-- BEGIN Given records --
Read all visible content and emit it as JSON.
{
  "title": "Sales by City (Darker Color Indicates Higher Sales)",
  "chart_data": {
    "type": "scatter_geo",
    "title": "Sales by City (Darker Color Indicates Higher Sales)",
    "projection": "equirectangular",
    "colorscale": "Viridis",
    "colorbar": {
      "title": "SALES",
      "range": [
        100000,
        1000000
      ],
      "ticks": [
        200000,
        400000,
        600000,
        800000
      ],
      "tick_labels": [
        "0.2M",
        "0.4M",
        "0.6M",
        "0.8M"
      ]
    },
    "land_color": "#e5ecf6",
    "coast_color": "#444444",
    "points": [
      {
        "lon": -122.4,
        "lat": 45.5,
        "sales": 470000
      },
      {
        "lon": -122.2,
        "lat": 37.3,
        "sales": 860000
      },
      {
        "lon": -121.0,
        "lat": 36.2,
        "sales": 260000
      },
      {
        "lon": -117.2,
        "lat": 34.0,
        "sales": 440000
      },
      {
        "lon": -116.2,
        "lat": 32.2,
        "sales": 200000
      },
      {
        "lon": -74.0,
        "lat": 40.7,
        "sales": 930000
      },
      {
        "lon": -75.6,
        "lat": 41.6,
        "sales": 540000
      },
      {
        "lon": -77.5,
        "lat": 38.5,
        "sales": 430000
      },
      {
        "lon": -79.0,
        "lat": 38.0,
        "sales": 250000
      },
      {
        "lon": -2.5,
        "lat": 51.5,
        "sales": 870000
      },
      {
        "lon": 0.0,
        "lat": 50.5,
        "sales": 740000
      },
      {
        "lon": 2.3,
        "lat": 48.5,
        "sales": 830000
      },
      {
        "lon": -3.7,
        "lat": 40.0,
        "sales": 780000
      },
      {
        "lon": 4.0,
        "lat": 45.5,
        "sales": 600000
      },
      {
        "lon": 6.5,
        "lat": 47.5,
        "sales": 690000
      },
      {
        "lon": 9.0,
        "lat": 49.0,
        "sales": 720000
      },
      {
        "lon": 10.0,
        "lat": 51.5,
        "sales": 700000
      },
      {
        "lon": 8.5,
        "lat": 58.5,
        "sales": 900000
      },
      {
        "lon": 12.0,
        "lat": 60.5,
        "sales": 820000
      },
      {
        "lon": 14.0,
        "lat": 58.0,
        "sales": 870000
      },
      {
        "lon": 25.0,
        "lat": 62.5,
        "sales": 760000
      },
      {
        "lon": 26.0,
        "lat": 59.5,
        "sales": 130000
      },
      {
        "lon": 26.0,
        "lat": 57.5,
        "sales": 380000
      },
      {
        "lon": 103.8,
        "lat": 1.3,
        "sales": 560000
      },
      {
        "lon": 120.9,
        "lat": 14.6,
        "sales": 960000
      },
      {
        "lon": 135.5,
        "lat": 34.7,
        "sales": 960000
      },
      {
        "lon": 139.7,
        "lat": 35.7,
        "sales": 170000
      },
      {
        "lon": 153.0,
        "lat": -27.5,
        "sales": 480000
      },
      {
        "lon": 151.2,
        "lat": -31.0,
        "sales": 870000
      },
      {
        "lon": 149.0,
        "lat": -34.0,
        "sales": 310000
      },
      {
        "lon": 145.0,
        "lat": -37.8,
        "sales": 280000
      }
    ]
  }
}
-- END Given records --
▶ Prompt: Counting only lines of the data above that hold "City", report the total and nothing else.

▶ Reply: 2